| PROBLEM DETAILS |
State the number of lines with the string "currency" in them, and nothing else.

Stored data
..............................

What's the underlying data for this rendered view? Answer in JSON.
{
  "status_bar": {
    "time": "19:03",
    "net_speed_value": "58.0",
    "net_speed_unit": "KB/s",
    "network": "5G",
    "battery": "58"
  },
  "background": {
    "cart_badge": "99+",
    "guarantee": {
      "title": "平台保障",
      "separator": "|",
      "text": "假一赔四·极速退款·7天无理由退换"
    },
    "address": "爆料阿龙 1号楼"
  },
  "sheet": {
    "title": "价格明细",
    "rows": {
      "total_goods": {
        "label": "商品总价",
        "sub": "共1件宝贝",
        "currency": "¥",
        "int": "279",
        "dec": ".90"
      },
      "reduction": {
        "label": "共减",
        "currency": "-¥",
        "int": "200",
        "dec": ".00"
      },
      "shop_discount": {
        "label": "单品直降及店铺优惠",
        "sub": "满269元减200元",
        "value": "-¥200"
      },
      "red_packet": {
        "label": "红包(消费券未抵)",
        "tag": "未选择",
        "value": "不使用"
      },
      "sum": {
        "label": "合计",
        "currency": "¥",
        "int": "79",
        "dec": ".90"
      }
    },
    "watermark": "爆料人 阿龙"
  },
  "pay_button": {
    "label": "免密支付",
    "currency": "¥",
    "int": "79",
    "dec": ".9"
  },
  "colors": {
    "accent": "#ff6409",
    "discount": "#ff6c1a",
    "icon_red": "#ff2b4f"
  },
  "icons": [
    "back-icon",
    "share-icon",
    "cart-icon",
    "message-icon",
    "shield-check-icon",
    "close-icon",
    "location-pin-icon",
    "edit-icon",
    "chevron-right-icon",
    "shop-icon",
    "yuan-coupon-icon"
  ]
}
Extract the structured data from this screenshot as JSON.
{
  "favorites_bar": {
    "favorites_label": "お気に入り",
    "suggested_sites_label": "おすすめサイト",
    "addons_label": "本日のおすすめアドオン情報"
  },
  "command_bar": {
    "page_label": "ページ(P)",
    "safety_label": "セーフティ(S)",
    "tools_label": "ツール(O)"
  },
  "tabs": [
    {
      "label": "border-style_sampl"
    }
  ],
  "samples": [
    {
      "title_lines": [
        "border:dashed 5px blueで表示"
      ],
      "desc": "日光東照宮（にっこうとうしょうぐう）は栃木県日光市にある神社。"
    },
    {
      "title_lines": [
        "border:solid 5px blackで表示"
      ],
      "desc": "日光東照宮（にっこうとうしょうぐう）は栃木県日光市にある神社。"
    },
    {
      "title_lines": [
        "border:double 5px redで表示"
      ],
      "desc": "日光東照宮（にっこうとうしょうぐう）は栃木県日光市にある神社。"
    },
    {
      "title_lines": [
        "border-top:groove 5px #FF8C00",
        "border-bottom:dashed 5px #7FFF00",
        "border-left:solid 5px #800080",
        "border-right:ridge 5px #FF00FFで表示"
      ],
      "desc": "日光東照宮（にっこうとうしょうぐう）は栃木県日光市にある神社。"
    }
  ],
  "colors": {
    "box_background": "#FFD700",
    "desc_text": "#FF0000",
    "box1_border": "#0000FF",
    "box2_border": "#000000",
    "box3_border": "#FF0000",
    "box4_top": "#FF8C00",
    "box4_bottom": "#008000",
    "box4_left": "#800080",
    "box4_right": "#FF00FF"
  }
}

..............................

| TASK RESPONSE |
4